The exercise: Only lines holding the string "color" are wanted; copy each one from the material.

Source material:
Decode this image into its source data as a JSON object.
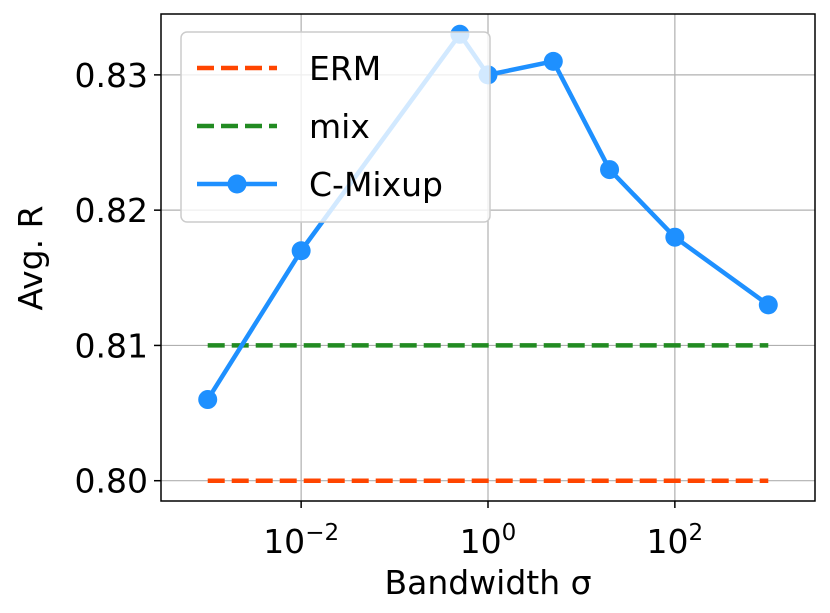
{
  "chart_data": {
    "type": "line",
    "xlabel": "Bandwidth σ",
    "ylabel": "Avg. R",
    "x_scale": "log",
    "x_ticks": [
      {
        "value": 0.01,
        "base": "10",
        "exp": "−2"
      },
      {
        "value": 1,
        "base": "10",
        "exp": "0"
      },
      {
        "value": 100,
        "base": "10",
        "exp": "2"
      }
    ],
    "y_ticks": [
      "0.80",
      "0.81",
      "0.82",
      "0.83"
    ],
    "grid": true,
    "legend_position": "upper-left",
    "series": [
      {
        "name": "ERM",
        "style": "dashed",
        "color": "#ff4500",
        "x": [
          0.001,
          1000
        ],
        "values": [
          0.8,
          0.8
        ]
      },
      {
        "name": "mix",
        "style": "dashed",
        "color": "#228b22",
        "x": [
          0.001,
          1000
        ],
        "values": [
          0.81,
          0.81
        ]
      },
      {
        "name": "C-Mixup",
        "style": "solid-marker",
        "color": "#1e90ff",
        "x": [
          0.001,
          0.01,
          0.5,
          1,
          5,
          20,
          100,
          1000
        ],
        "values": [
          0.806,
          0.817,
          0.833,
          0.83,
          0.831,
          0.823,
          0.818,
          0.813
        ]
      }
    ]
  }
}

Result of the task:
        "color": "#ff4500",
        "color": "#228b22",
        "color": "#1e90ff",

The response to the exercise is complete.